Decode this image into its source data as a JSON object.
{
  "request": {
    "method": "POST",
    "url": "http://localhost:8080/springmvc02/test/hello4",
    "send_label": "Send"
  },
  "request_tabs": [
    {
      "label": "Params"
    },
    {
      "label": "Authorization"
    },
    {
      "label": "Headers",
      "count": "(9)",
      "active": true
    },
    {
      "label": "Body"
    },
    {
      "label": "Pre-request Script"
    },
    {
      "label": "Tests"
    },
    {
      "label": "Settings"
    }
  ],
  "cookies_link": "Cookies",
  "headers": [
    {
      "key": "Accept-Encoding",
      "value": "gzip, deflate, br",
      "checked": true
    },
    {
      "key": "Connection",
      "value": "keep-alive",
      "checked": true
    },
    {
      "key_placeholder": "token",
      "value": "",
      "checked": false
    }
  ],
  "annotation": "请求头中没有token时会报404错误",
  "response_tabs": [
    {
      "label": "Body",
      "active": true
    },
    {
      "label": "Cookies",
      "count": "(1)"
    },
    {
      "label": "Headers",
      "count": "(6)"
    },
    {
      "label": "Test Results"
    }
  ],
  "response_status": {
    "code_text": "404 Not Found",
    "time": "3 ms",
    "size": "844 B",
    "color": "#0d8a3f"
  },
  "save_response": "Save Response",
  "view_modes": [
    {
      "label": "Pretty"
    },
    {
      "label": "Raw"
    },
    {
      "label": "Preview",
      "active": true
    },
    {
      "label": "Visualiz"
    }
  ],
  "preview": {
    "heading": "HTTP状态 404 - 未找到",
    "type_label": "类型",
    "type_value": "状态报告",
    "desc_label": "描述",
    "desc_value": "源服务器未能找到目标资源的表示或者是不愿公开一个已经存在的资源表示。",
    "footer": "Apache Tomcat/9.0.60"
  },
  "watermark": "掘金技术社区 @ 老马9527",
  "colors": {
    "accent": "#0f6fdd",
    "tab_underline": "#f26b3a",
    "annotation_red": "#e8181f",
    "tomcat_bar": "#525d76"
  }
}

###

» **Work to be completed**:
Copy every line of the material, please, keeping it exactly the same.

» **Exercise output**:
Decode this image into its source data as a JSON object.
{
  "request": {
    "method": "POST",
    "url": "http://localhost:8080/springmvc02/test/hello4",
    "send_label": "Send"
  },
  "request_tabs": [
    {
      "label": "Params"
    },
    {
      "label": "Authorization"
    },
    {
      "label": "Headers",
      "count": "(9)",
      "active": true
    },
    {
      "label": "Body"
    },
    {
      "label": "Pre-request Script"
    },
    {
      "label": "Tests"
    },
    {
      "label": "Settings"
    }
  ],
  "cookies_link": "Cookies",
  "headers": [
    {
      "key": "Accept-Encoding",
      "value": "gzip, deflate, br",
      "checked": true
    },
    {
      "key": "Connection",
      "value": "keep-alive",
      "checked": true
    },
    {
      "key_placeholder": "token",
      "value": "",
      "checked": false
    }
  ],
  "annotation": "请求头中没有token时会报404错误",
  "response_tabs": [
    {
      "label": "Body",
      "active": true
    },
    {
      "label": "Cookies",
      "count": "(1)"
    },
    {
      "label": "Headers",
      "count": "(6)"
    },
    {
      "label": "Test Results"
    }
  ],
  "response_status": {
    "code_text": "404 Not Found",
    "time": "3 ms",
    "size": "844 B",
    "color": "#0d8a3f"
  },
  "save_response": "Save Response",
  "view_modes": [
    {
      "label": "Pretty"
    },
    {
      "label": "Raw"
    },
    {
      "label": "Preview",
      "active": true
    },
    {
      "label": "Visualiz"
    }
  ],
  "preview": {
    "heading": "HTTP状态 404 - 未找到",
    "type_label": "类型",
    "type_value": "状态报告",
    "desc_label": "描述",
    "desc_value": "源服务器未能找到目标资源的表示或者是不愿公开一个已经存在的资源表示。",
    "footer": "Apache Tomcat/9.0.60"
  },
  "watermark": "掘金技术社区 @ 老马9527",
  "colors": {
    "accent": "#0f6fdd",
    "tab_underline": "#f26b3a",
    "annotation_red": "#e8181f",
    "tomcat_bar": "#525d76"
  }
}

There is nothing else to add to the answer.